## Exercise requirements
Every line that holds the string "Lesión" is to be identified and copied.

## Supplied data

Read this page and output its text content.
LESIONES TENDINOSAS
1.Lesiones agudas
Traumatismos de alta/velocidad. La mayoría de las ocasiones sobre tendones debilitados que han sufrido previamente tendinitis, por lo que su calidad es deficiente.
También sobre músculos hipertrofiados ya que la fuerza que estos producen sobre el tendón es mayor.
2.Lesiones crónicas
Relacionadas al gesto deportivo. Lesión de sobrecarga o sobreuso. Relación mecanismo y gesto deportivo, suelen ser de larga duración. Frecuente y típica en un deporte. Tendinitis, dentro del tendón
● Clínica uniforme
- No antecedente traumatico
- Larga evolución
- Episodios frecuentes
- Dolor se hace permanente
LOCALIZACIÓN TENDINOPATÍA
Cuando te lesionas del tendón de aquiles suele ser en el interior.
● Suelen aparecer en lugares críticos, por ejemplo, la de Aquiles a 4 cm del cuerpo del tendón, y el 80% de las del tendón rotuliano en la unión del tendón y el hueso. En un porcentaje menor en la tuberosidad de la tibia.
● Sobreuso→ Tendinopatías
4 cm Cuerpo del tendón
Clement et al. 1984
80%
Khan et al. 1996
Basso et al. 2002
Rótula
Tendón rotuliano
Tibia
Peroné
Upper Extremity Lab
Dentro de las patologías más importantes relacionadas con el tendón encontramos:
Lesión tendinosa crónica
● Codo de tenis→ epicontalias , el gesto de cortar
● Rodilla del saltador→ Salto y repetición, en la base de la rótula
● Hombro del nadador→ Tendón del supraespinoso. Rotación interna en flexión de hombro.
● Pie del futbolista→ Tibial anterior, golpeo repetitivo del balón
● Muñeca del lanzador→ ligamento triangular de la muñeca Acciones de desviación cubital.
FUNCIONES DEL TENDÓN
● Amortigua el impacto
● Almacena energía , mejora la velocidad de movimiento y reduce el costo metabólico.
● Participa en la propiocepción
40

## Correct output
Relacionadas al gesto deportivo. Lesión de sobrecarga o sobreuso. Relación mecanismo y gesto deportivo, suelen ser de larga duración. Frecuente y típica en un deporte. Tendinitis, dentro del tendón
Lesión tendinosa crónica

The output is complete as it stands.